**MATERIAL TO PROCESS**

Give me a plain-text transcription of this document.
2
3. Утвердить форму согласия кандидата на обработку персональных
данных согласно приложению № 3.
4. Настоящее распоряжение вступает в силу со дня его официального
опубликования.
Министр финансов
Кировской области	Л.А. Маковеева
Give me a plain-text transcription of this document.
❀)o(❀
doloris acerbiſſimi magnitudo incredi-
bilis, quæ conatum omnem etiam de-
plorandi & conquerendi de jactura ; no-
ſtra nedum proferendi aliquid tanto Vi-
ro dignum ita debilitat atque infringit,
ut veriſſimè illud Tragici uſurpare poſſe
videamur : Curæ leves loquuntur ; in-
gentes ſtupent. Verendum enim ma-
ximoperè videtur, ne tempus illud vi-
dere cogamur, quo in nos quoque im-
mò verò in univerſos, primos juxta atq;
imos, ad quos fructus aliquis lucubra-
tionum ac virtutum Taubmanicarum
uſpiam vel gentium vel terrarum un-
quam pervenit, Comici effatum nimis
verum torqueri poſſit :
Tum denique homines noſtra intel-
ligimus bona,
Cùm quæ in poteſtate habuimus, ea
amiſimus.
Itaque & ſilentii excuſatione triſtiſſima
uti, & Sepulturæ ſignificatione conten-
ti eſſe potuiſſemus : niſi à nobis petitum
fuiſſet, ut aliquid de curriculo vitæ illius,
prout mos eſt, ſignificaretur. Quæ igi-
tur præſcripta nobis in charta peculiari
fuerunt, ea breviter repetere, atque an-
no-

**DESCRIPTION OF THE TASK**
Please quote the records above exactly, without skipping a line.

**THE COMPLETED TASK**
Give me a plain-text transcription of this document.
2
3. Утвердить форму согласия кандидата на обработку персональных
данных согласно приложению № 3.
4. Настоящее распоряжение вступает в силу со дня его официального
опубликования.
Министр финансов
Кировской области	Л.А. Маковеева
Give me a plain-text transcription of this document.
❀)o(❀
doloris acerbiſſimi magnitudo incredi-
bilis, quæ conatum omnem etiam de-
plorandi & conquerendi de jactura ; no-
ſtra nedum proferendi aliquid tanto Vi-
ro dignum ita debilitat atque infringit,
ut veriſſimè illud Tragici uſurpare poſſe
videamur : Curæ leves loquuntur ; in-
gentes ſtupent. Verendum enim ma-
ximoperè videtur, ne tempus illud vi-
dere cogamur, quo in nos quoque im-
mò verò in univerſos, primos juxta atq;
imos, ad quos fructus aliquis lucubra-
tionum ac virtutum Taubmanicarum
uſpiam vel gentium vel terrarum un-
quam pervenit, Comici effatum nimis
verum torqueri poſſit :
Tum denique homines noſtra intel-
ligimus bona,
Cùm quæ in poteſtate habuimus, ea
amiſimus.
Itaque & ſilentii excuſatione triſtiſſima
uti, & Sepulturæ ſignificatione conten-
ti eſſe potuiſſemus : niſi à nobis petitum
fuiſſet, ut aliquid de curriculo vitæ illius,
prout mos eſt, ſignificaretur. Quæ igi-
tur præſcripta nobis in charta peculiari
fuerunt, ea breviter repetere, atque an-
no-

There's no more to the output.